» **EXERCISE DESCRIPTION**
Give back every one of the records below unchanged, leaving out the pictures.
## Start DATA SHOWN
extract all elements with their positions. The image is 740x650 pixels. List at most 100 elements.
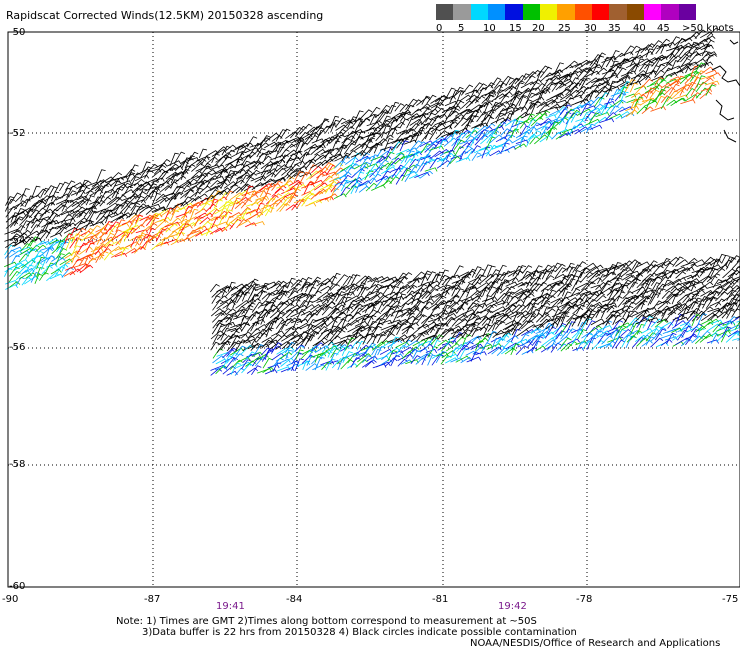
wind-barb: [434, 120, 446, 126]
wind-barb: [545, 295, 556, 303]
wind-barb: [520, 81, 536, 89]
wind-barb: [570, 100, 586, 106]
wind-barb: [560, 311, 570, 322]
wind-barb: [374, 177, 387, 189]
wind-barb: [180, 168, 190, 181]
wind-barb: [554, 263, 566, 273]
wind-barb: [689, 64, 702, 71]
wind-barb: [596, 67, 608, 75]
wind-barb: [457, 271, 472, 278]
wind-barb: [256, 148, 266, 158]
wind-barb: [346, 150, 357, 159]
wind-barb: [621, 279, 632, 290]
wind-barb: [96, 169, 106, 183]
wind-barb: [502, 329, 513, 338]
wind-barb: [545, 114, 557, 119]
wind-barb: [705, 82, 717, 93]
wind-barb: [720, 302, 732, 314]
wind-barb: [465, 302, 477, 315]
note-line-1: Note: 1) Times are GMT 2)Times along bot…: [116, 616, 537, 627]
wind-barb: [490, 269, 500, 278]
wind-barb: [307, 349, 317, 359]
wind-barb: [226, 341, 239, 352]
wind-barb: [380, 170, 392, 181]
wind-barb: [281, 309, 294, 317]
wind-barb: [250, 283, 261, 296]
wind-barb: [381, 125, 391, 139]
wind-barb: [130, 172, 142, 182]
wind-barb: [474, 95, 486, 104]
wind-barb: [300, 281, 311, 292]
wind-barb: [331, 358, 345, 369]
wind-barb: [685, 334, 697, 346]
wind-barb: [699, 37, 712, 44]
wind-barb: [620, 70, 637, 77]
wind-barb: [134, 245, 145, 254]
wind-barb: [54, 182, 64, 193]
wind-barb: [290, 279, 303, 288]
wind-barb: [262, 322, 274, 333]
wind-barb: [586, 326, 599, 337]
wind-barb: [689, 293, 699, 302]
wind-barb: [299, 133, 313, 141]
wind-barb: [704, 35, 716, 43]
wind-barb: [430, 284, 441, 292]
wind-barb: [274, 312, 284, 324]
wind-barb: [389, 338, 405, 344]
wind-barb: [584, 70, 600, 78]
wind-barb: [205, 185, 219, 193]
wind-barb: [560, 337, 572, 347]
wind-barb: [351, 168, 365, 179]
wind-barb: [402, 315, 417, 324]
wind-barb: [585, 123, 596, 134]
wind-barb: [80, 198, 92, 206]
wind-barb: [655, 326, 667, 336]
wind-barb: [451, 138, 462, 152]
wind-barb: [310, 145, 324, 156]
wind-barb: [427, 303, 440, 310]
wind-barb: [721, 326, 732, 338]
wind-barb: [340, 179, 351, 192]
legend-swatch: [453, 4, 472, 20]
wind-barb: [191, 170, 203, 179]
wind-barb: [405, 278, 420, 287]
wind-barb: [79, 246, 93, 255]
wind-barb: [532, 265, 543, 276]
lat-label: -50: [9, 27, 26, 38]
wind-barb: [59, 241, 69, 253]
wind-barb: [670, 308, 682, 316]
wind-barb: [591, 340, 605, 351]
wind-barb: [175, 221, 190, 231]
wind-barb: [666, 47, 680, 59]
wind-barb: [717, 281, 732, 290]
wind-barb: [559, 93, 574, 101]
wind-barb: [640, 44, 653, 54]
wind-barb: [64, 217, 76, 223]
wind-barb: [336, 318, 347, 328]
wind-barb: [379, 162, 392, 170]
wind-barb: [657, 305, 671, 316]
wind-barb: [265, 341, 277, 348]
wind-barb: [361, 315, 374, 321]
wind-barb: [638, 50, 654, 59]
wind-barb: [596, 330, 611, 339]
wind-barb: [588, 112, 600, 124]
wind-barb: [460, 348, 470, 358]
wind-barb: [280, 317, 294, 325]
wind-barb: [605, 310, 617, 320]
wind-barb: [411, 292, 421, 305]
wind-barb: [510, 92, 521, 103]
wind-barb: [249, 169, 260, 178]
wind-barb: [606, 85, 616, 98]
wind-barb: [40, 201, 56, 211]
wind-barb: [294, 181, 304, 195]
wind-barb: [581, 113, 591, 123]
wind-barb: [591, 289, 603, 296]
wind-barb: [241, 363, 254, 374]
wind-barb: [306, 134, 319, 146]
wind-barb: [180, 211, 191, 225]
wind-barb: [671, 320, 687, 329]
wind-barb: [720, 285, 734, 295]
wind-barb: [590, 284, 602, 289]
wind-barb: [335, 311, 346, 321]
## End DATA SHOWN
» **WRITTEN RESPONSE**
extract all elements with their positions. The image is 740x650 pixels. List at most 100 elements.
wind-barb: [434, 120, 446, 126]
wind-barb: [545, 295, 556, 303]
wind-barb: [520, 81, 536, 89]
wind-barb: [570, 100, 586, 106]
wind-barb: [560, 311, 570, 322]
wind-barb: [374, 177, 387, 189]
wind-barb: [180, 168, 190, 181]
wind-barb: [554, 263, 566, 273]
wind-barb: [689, 64, 702, 71]
wind-barb: [596, 67, 608, 75]
wind-barb: [457, 271, 472, 278]
wind-barb: [256, 148, 266, 158]
wind-barb: [346, 150, 357, 159]
wind-barb: [621, 279, 632, 290]
wind-barb: [96, 169, 106, 183]
wind-barb: [502, 329, 513, 338]
wind-barb: [545, 114, 557, 119]
wind-barb: [705, 82, 717, 93]
wind-barb: [720, 302, 732, 314]
wind-barb: [465, 302, 477, 315]
note-line-1: Note: 1) Times are GMT 2)Times along bot…: [116, 616, 537, 627]
wind-barb: [490, 269, 500, 278]
wind-barb: [307, 349, 317, 359]
wind-barb: [226, 341, 239, 352]
wind-barb: [380, 170, 392, 181]
wind-barb: [281, 309, 294, 317]
wind-barb: [250, 283, 261, 296]
wind-barb: [381, 125, 391, 139]
wind-barb: [130, 172, 142, 182]
wind-barb: [474, 95, 486, 104]
wind-barb: [300, 281, 311, 292]
wind-barb: [331, 358, 345, 369]
wind-barb: [685, 334, 697, 346]
wind-barb: [699, 37, 712, 44]
wind-barb: [620, 70, 637, 77]
wind-barb: [134, 245, 145, 254]
wind-barb: [54, 182, 64, 193]
wind-barb: [290, 279, 303, 288]
wind-barb: [262, 322, 274, 333]
wind-barb: [586, 326, 599, 337]
wind-barb: [689, 293, 699, 302]
wind-barb: [299, 133, 313, 141]
wind-barb: [704, 35, 716, 43]
wind-barb: [430, 284, 441, 292]
wind-barb: [274, 312, 284, 324]
wind-barb: [389, 338, 405, 344]
wind-barb: [584, 70, 600, 78]
wind-barb: [205, 185, 219, 193]
wind-barb: [560, 337, 572, 347]
wind-barb: [351, 168, 365, 179]
wind-barb: [402, 315, 417, 324]
wind-barb: [585, 123, 596, 134]
wind-barb: [80, 198, 92, 206]
wind-barb: [655, 326, 667, 336]
wind-barb: [451, 138, 462, 152]
wind-barb: [310, 145, 324, 156]
wind-barb: [427, 303, 440, 310]
wind-barb: [721, 326, 732, 338]
wind-barb: [340, 179, 351, 192]
legend-swatch: [453, 4, 472, 20]
wind-barb: [191, 170, 203, 179]
wind-barb: [405, 278, 420, 287]
wind-barb: [79, 246, 93, 255]
wind-barb: [532, 265, 543, 276]
lat-label: -50: [9, 27, 26, 38]
wind-barb: [59, 241, 69, 253]
wind-barb: [670, 308, 682, 316]
wind-barb: [591, 340, 605, 351]
wind-barb: [175, 221, 190, 231]
wind-barb: [666, 47, 680, 59]
wind-barb: [717, 281, 732, 290]
wind-barb: [559, 93, 574, 101]
wind-barb: [640, 44, 653, 54]
wind-barb: [64, 217, 76, 223]
wind-barb: [336, 318, 347, 328]
wind-barb: [379, 162, 392, 170]
wind-barb: [657, 305, 671, 316]
wind-barb: [265, 341, 277, 348]
wind-barb: [361, 315, 374, 321]
wind-barb: [638, 50, 654, 59]
wind-barb: [596, 330, 611, 339]
wind-barb: [588, 112, 600, 124]
wind-barb: [460, 348, 470, 358]
wind-barb: [280, 317, 294, 325]
wind-barb: [605, 310, 617, 320]
wind-barb: [411, 292, 421, 305]
wind-barb: [510, 92, 521, 103]
wind-barb: [249, 169, 260, 178]
wind-barb: [606, 85, 616, 98]
wind-barb: [40, 201, 56, 211]
wind-barb: [294, 181, 304, 195]
wind-barb: [581, 113, 591, 123]
wind-barb: [591, 289, 603, 296]
wind-barb: [241, 363, 254, 374]
wind-barb: [306, 134, 319, 146]
wind-barb: [180, 211, 191, 225]
wind-barb: [671, 320, 687, 329]
wind-barb: [720, 285, 734, 295]
wind-barb: [590, 284, 602, 289]
wind-barb: [335, 311, 346, 321]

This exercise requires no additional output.